[Dataset entries]
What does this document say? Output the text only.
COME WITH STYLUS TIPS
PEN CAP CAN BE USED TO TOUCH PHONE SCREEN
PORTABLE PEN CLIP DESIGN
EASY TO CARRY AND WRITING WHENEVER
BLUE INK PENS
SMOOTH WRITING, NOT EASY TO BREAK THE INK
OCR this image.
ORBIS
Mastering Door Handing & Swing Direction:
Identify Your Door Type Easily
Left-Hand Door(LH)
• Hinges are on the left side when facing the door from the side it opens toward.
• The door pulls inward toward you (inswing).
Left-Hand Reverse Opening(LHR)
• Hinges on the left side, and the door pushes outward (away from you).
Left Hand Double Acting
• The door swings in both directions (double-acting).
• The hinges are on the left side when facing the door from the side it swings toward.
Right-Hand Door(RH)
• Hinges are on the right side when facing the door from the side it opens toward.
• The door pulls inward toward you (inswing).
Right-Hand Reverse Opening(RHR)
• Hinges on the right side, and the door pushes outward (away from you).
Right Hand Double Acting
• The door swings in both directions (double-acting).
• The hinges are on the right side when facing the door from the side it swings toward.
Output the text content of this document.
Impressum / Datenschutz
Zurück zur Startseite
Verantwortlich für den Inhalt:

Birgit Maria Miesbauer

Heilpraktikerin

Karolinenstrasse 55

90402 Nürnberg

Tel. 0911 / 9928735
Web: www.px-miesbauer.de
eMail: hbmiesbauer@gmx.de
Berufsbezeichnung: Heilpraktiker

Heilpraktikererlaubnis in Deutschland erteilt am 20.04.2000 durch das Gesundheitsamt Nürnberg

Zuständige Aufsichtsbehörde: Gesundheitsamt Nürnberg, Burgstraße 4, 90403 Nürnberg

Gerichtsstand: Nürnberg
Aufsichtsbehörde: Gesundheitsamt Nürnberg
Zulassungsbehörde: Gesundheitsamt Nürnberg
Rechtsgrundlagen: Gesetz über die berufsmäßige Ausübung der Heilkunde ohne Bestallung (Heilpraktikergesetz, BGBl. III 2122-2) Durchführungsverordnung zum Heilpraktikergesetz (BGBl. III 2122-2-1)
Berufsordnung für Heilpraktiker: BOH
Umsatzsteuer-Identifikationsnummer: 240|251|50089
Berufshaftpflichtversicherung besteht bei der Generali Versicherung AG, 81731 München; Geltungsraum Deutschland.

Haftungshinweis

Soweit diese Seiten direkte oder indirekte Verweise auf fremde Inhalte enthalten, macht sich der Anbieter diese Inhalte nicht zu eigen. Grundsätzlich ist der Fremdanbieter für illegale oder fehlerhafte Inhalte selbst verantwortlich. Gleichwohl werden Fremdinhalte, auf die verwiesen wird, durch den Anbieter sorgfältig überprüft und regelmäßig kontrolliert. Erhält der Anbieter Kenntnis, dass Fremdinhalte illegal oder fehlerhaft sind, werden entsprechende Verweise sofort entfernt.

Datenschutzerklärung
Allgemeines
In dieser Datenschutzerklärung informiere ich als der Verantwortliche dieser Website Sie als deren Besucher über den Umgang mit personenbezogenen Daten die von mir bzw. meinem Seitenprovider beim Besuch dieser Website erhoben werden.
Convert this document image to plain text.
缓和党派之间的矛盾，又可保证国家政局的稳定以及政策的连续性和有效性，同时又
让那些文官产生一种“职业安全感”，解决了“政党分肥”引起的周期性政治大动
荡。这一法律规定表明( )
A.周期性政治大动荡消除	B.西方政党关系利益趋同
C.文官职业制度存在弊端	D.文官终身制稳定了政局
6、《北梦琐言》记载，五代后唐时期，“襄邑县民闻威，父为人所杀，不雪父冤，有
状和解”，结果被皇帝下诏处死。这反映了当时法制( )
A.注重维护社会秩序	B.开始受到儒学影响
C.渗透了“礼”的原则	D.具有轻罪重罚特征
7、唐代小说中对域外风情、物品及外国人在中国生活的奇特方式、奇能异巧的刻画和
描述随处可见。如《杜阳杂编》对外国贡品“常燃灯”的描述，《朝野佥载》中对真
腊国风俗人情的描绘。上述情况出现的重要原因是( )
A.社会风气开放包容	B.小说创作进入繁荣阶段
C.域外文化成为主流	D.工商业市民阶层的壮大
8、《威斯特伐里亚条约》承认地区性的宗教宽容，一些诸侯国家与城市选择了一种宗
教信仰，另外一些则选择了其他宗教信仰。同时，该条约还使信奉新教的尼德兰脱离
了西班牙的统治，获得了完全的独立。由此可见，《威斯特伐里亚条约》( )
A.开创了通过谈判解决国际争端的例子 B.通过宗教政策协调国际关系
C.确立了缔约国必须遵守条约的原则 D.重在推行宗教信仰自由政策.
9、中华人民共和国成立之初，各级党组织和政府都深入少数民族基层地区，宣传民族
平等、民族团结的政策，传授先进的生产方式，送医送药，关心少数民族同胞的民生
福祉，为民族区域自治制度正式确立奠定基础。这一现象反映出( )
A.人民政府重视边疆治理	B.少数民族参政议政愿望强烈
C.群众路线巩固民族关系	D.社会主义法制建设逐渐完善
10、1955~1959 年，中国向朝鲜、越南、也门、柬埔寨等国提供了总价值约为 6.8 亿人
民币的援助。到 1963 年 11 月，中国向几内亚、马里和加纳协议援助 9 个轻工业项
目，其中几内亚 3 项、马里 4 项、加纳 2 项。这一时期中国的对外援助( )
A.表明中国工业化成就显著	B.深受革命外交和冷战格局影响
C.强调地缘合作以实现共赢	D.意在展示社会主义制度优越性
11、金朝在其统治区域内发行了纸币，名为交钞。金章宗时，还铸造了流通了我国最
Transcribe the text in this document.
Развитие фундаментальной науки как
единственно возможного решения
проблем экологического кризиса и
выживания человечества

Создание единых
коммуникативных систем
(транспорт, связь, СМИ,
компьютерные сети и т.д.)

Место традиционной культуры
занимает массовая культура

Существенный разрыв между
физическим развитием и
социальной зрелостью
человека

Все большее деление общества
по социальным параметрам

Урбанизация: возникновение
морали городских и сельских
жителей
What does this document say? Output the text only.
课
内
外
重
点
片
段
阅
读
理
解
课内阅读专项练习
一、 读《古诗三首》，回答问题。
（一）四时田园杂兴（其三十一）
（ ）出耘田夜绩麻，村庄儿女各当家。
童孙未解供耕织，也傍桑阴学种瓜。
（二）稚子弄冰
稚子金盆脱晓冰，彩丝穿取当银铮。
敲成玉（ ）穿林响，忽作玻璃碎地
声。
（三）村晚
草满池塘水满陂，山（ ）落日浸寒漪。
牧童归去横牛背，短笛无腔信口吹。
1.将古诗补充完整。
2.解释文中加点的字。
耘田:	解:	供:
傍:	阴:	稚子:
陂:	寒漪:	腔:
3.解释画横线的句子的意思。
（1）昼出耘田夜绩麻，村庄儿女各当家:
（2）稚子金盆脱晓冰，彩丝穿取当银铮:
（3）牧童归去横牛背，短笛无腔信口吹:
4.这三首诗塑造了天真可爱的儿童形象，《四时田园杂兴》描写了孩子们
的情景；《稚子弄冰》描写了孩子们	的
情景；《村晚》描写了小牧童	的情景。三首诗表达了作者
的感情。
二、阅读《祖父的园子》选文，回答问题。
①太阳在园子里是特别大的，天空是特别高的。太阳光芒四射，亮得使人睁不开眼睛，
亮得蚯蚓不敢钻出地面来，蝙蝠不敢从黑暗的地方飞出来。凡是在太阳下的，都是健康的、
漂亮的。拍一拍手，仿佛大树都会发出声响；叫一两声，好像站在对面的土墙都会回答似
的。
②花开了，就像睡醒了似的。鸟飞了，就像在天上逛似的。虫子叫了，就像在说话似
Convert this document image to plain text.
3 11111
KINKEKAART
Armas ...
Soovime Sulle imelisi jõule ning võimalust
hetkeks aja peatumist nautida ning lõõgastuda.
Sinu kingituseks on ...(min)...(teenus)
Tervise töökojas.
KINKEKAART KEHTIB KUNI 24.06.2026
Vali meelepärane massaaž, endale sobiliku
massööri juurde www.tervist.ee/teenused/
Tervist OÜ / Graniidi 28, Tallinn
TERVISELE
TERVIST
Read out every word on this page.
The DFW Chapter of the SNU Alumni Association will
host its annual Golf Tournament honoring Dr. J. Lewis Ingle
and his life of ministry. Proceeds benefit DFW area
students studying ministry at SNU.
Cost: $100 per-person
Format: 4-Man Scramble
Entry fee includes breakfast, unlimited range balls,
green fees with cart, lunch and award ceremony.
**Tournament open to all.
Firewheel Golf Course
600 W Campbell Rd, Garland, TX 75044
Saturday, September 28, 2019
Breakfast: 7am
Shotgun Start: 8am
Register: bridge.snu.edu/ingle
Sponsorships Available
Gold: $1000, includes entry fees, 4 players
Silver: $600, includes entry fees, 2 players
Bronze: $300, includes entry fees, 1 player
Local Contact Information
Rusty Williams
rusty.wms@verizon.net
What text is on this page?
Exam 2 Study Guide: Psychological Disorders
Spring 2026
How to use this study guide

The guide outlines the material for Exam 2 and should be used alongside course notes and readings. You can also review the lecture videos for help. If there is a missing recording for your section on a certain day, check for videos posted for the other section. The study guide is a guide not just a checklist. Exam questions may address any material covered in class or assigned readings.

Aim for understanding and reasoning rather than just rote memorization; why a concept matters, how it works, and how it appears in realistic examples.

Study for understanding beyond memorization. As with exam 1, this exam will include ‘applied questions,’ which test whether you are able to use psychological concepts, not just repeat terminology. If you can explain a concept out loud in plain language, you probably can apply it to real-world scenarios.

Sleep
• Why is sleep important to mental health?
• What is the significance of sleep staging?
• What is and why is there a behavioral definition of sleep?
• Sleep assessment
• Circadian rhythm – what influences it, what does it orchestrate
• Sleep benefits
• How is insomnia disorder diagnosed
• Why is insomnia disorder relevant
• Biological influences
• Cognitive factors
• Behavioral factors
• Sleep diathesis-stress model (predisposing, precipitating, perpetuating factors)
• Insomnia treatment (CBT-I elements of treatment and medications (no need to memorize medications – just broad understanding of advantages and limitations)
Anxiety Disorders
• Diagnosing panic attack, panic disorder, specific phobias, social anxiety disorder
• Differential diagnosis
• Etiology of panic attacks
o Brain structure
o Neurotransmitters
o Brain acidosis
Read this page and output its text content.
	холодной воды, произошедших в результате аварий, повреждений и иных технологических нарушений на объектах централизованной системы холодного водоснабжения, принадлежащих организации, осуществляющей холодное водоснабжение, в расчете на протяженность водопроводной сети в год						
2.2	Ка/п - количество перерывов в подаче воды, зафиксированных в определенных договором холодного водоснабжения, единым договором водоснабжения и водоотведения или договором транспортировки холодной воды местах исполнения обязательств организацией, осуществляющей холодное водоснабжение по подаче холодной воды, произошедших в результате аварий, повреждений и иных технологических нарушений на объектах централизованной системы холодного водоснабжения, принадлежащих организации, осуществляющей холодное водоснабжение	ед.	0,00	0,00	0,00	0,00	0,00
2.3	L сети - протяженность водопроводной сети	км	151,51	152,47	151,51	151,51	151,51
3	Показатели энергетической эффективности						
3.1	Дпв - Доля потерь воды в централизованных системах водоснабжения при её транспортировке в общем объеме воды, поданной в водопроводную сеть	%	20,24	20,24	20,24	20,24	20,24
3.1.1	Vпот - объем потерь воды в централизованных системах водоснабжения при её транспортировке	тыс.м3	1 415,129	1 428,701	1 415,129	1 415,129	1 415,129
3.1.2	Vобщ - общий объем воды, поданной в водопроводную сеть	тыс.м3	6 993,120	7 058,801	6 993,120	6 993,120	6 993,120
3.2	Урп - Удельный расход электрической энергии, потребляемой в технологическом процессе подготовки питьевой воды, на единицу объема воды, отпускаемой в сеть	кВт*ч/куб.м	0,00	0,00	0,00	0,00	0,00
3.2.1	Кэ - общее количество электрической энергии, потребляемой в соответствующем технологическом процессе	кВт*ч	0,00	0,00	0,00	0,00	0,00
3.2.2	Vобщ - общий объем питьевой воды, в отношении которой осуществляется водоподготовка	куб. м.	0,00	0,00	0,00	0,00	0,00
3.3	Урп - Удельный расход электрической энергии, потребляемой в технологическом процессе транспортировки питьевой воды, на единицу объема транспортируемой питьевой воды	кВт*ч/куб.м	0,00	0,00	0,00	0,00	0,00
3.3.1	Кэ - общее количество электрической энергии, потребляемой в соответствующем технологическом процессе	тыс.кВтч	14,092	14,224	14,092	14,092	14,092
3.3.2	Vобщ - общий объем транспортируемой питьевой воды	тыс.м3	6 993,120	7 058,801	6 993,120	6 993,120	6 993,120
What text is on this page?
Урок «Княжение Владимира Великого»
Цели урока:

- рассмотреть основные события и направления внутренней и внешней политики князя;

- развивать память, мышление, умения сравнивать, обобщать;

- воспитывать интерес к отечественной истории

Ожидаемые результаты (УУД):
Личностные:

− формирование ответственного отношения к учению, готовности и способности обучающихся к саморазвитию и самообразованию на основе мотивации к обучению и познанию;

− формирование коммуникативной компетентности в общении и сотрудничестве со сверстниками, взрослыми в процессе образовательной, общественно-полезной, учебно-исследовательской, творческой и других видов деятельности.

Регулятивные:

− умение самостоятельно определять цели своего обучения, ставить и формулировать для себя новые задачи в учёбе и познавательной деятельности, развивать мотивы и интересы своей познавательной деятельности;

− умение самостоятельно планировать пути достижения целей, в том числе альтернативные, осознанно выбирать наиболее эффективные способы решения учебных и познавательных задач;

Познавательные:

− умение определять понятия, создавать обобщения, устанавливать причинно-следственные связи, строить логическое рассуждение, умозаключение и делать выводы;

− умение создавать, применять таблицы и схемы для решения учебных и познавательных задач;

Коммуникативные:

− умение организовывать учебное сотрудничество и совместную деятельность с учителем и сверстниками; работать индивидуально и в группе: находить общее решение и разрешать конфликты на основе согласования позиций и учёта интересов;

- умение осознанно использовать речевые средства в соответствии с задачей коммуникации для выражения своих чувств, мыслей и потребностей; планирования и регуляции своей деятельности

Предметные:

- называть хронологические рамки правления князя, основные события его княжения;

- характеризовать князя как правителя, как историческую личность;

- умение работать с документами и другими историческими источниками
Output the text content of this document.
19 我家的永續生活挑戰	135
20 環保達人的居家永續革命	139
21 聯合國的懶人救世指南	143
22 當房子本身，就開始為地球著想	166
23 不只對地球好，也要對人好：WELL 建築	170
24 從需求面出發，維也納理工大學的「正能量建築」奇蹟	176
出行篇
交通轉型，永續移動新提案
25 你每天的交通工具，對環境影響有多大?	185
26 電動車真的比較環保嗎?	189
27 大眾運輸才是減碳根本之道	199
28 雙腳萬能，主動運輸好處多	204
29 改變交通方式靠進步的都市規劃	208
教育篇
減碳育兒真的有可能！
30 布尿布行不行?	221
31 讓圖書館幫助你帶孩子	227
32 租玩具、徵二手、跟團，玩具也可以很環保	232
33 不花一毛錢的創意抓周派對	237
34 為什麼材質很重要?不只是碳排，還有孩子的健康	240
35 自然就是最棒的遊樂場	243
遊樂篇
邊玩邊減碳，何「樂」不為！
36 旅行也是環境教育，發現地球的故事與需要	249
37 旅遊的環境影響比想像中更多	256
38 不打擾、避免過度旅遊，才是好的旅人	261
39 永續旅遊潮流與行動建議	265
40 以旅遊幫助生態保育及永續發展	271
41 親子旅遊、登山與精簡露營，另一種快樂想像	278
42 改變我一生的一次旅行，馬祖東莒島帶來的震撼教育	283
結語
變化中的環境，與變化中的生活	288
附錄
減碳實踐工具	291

■ EXERCISE OBJECTIVE
Each line that holds the word "EASY" is to be copied.

■ EXERCISE OUTPUT
EASY TO CARRY AND WRITING WHENEVER
SMOOTH WRITING, NOT EASY TO BREAK THE INK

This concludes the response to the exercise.